## THE PROBLEM
Copy every line from the records below that holds the word "JSON".

## DATASET RECORDS
- - - - - - -
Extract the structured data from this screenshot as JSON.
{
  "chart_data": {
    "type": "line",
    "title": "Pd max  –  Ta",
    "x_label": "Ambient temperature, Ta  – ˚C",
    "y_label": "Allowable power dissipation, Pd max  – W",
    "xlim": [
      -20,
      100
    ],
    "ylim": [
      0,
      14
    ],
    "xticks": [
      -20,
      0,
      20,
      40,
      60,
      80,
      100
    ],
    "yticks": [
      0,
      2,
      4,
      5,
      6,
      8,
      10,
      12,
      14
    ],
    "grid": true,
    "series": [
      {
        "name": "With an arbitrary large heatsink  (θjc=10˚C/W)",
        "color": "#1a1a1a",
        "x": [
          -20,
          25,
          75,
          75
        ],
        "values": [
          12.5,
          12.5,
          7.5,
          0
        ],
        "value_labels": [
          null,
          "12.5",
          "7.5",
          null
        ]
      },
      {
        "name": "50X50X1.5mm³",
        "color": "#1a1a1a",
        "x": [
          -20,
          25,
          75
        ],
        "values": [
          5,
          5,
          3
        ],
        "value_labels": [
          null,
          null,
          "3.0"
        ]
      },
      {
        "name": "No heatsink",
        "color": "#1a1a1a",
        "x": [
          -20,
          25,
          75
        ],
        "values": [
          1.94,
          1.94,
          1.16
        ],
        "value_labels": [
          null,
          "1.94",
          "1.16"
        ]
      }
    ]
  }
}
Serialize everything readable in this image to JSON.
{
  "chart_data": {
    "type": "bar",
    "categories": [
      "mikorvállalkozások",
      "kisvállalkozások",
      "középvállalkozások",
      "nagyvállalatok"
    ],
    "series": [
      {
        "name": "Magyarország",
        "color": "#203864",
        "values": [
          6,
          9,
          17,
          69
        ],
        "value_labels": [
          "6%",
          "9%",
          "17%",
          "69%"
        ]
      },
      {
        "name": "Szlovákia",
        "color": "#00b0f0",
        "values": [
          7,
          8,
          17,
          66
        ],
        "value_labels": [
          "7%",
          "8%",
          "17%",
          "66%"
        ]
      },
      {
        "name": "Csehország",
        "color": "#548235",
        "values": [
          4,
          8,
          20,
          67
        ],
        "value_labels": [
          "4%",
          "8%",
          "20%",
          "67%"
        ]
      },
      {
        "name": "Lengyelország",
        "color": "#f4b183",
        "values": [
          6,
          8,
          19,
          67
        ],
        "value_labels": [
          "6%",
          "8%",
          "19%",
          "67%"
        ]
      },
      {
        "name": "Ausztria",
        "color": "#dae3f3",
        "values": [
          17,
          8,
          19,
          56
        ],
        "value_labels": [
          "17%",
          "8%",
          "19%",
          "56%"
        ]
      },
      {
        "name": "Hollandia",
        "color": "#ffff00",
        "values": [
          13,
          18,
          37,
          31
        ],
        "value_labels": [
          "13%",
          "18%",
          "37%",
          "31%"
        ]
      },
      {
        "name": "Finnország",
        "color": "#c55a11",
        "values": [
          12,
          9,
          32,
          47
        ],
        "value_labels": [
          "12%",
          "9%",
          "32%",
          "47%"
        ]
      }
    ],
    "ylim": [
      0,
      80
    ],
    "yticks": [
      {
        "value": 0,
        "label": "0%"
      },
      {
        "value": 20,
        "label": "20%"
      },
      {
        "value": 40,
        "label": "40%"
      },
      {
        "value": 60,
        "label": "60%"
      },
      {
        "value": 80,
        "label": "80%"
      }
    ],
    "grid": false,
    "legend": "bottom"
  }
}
- - - - - - -
## FULL RESPONSE
Extract the structured data from this screenshot as JSON.
Serialize everything readable in this image to JSON.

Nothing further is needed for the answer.